=== Exercise brief ===
Give every line of the material again, exactly as written.

***** Source data *****

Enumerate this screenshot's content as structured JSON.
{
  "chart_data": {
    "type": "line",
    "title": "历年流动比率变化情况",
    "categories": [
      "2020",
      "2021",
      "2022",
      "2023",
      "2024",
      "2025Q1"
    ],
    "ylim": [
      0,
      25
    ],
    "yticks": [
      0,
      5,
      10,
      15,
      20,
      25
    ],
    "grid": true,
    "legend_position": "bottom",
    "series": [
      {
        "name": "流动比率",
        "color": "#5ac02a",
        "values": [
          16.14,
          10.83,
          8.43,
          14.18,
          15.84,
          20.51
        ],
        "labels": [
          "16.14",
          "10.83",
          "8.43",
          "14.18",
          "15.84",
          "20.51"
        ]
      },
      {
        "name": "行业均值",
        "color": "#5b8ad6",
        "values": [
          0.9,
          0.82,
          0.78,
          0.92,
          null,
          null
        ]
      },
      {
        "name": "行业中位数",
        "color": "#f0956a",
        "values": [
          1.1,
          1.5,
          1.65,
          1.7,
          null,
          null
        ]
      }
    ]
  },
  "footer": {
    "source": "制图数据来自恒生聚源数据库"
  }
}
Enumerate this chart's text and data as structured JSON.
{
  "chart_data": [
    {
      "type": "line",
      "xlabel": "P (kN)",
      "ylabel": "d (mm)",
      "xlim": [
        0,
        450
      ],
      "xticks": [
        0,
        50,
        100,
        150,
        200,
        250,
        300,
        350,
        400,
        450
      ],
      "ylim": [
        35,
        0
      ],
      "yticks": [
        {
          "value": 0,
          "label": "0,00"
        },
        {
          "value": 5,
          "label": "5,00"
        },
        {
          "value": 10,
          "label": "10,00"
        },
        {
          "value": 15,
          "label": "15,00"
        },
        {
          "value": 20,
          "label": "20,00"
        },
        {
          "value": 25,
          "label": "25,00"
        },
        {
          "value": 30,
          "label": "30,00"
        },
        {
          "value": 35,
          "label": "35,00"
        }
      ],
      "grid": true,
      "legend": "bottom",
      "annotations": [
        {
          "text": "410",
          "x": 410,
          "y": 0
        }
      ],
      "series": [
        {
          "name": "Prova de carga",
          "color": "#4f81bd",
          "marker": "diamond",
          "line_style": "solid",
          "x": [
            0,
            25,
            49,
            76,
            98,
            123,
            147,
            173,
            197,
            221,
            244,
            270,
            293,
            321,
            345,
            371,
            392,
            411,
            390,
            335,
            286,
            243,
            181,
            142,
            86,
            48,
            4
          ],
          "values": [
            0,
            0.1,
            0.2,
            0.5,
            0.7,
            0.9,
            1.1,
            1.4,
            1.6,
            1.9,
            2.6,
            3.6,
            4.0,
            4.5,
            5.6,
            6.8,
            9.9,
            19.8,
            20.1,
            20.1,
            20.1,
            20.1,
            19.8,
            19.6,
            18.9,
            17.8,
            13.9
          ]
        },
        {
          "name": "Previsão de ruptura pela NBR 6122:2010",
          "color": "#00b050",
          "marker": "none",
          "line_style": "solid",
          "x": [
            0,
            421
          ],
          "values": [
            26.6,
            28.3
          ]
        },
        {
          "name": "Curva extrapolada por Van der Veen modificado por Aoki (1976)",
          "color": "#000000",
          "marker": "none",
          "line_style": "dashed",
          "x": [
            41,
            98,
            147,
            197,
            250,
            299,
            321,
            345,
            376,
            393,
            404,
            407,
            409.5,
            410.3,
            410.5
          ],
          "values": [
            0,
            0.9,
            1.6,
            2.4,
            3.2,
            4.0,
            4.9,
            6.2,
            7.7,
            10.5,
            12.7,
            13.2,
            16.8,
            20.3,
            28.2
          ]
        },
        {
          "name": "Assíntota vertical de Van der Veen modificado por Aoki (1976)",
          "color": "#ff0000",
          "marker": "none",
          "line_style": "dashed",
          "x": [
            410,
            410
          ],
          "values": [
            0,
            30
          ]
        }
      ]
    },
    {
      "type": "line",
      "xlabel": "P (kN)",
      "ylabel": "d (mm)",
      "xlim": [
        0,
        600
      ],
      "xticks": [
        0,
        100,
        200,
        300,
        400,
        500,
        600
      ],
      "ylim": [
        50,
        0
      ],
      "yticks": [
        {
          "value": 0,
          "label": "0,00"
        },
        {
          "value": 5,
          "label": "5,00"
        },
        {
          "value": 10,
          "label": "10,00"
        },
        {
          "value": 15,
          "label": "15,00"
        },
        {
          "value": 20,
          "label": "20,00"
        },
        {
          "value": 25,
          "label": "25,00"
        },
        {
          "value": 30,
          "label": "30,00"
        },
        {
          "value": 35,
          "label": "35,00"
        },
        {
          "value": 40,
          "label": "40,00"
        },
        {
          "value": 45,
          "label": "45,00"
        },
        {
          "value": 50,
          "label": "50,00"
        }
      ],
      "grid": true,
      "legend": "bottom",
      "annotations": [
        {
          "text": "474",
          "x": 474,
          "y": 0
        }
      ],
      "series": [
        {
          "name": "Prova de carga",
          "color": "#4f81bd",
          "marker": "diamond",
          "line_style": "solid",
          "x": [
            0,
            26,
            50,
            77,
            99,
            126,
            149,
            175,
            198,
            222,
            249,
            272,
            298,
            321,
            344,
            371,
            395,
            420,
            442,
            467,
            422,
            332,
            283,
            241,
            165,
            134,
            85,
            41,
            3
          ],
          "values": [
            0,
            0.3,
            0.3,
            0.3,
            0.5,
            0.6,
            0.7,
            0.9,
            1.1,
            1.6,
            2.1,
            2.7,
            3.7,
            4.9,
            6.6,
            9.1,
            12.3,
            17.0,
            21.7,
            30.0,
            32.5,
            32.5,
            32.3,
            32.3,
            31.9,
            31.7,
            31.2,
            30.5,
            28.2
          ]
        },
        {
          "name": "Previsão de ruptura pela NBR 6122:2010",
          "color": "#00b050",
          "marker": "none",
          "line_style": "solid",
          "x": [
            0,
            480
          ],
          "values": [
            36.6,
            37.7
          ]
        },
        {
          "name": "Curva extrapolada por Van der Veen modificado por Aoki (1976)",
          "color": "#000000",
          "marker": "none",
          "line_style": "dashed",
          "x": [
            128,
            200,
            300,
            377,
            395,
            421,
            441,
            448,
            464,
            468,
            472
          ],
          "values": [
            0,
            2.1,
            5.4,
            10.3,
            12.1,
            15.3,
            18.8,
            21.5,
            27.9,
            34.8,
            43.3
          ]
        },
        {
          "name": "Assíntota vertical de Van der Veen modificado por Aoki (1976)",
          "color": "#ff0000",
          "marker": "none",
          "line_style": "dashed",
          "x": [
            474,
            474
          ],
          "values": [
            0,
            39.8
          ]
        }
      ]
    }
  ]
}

*****

=== Exercise solution ===
Enumerate this screenshot's content as structured JSON.
{
  "chart_data": {
    "type": "line",
    "title": "历年流动比率变化情况",
    "categories": [
      "2020",
      "2021",
      "2022",
      "2023",
      "2024",
      "2025Q1"
    ],
    "ylim": [
      0,
      25
    ],
    "yticks": [
      0,
      5,
      10,
      15,
      20,
      25
    ],
    "grid": true,
    "legend_position": "bottom",
    "series": [
      {
        "name": "流动比率",
        "color": "#5ac02a",
        "values": [
          16.14,
          10.83,
          8.43,
          14.18,
          15.84,
          20.51
        ],
        "labels": [
          "16.14",
          "10.83",
          "8.43",
          "14.18",
          "15.84",
          "20.51"
        ]
      },
      {
        "name": "行业均值",
        "color": "#5b8ad6",
        "values": [
          0.9,
          0.82,
          0.78,
          0.92,
          null,
          null
        ]
      },
      {
        "name": "行业中位数",
        "color": "#f0956a",
        "values": [
          1.1,
          1.5,
          1.65,
          1.7,
          null,
          null
        ]
      }
    ]
  },
  "footer": {
    "source": "制图数据来自恒生聚源数据库"
  }
}
Enumerate this chart's text and data as structured JSON.
{
  "chart_data": [
    {
      "type": "line",
      "xlabel": "P (kN)",
      "ylabel": "d (mm)",
      "xlim": [
        0,
        450
      ],
      "xticks": [
        0,
        50,
        100,
        150,
        200,
        250,
        300,
        350,
        400,
        450
      ],
      "ylim": [
        35,
        0
      ],
      "yticks": [
        {
          "value": 0,
          "label": "0,00"
        },
        {
          "value": 5,
          "label": "5,00"
        },
        {
          "value": 10,
          "label": "10,00"
        },
        {
          "value": 15,
          "label": "15,00"
        },
        {
          "value": 20,
          "label": "20,00"
        },
        {
          "value": 25,
          "label": "25,00"
        },
        {
          "value": 30,
          "label": "30,00"
        },
        {
          "value": 35,
          "label": "35,00"
        }
      ],
      "grid": true,
      "legend": "bottom",
      "annotations": [
        {
          "text": "410",
          "x": 410,
          "y": 0
        }
      ],
      "series": [
        {
          "name": "Prova de carga",
          "color": "#4f81bd",
          "marker": "diamond",
          "line_style": "solid",
          "x": [
            0,
            25,
            49,
            76,
            98,
            123,
            147,
            173,
            197,
            221,
            244,
            270,
            293,
            321,
            345,
            371,
            392,
            411,
            390,
            335,
            286,
            243,
            181,
            142,
            86,
            48,
            4
          ],
          "values": [
            0,
            0.1,
            0.2,
            0.5,
            0.7,
            0.9,
            1.1,
            1.4,
            1.6,
            1.9,
            2.6,
            3.6,
            4.0,
            4.5,
            5.6,
            6.8,
            9.9,
            19.8,
            20.1,
            20.1,
            20.1,
            20.1,
            19.8,
            19.6,
            18.9,
            17.8,
            13.9
          ]
        },
        {
          "name": "Previsão de ruptura pela NBR 6122:2010",
          "color": "#00b050",
          "marker": "none",
          "line_style": "solid",
          "x": [
            0,
            421
          ],
          "values": [
            26.6,
            28.3
          ]
        },
        {
          "name": "Curva extrapolada por Van der Veen modificado por Aoki (1976)",
          "color": "#000000",
          "marker": "none",
          "line_style": "dashed",
          "x": [
            41,
            98,
            147,
            197,
            250,
            299,
            321,
            345,
            376,
            393,
            404,
            407,
            409.5,
            410.3,
            410.5
          ],
          "values": [
            0,
            0.9,
            1.6,
            2.4,
            3.2,
            4.0,
            4.9,
            6.2,
            7.7,
            10.5,
            12.7,
            13.2,
            16.8,
            20.3,
            28.2
          ]
        },
        {
          "name": "Assíntota vertical de Van der Veen modificado por Aoki (1976)",
          "color": "#ff0000",
          "marker": "none",
          "line_style": "dashed",
          "x": [
            410,
            410
          ],
          "values": [
            0,
            30
          ]
        }
      ]
    },
    {
      "type": "line",
      "xlabel": "P (kN)",
      "ylabel": "d (mm)",
      "xlim": [
        0,
        600
      ],
      "xticks": [
        0,
        100,
        200,
        300,
        400,
        500,
        600
      ],
      "ylim": [
        50,
        0
      ],
      "yticks": [
        {
          "value": 0,
          "label": "0,00"
        },
        {
          "value": 5,
          "label": "5,00"
        },
        {
          "value": 10,
          "label": "10,00"
        },
        {
          "value": 15,
          "label": "15,00"
        },
        {
          "value": 20,
          "label": "20,00"
        },
        {
          "value": 25,
          "label": "25,00"
        },
        {
          "value": 30,
          "label": "30,00"
        },
        {
          "value": 35,
          "label": "35,00"
        },
        {
          "value": 40,
          "label": "40,00"
        },
        {
          "value": 45,
          "label": "45,00"
        },
        {
          "value": 50,
          "label": "50,00"
        }
      ],
      "grid": true,
      "legend": "bottom",
      "annotations": [
        {
          "text": "474",
          "x": 474,
          "y": 0
        }
      ],
      "series": [
        {
          "name": "Prova de carga",
          "color": "#4f81bd",
          "marker": "diamond",
          "line_style": "solid",
          "x": [
            0,
            26,
            50,
            77,
            99,
            126,
            149,
            175,
            198,
            222,
            249,
            272,
            298,
            321,
            344,
            371,
            395,
            420,
            442,
            467,
            422,
            332,
            283,
            241,
            165,
            134,
            85,
            41,
            3
          ],
          "values": [
            0,
            0.3,
            0.3,
            0.3,
            0.5,
            0.6,
            0.7,
            0.9,
            1.1,
            1.6,
            2.1,
            2.7,
            3.7,
            4.9,
            6.6,
            9.1,
            12.3,
            17.0,
            21.7,
            30.0,
            32.5,
            32.5,
            32.3,
            32.3,
            31.9,
            31.7,
            31.2,
            30.5,
            28.2
          ]
        },
        {
          "name": "Previsão de ruptura pela NBR 6122:2010",
          "color": "#00b050",
          "marker": "none",
          "line_style": "solid",
          "x": [
            0,
            480
          ],
          "values": [
            36.6,
            37.7
          ]
        },
        {
          "name": "Curva extrapolada por Van der Veen modificado por Aoki (1976)",
          "color": "#000000",
          "marker": "none",
          "line_style": "dashed",
          "x": [
            128,
            200,
            300,
            377,
            395,
            421,
            441,
            448,
            464,
            468,
            472
          ],
          "values": [
            0,
            2.1,
            5.4,
            10.3,
            12.1,
            15.3,
            18.8,
            21.5,
            27.9,
            34.8,
            43.3
          ]
        },
        {
          "name": "Assíntota vertical de Van der Veen modificado por Aoki (1976)",
          "color": "#ff0000",
          "marker": "none",
          "line_style": "dashed",
          "x": [
            474,
            474
          ],
          "values": [
            0,
            39.8
          ]
        }
      ]
    }
  ]
}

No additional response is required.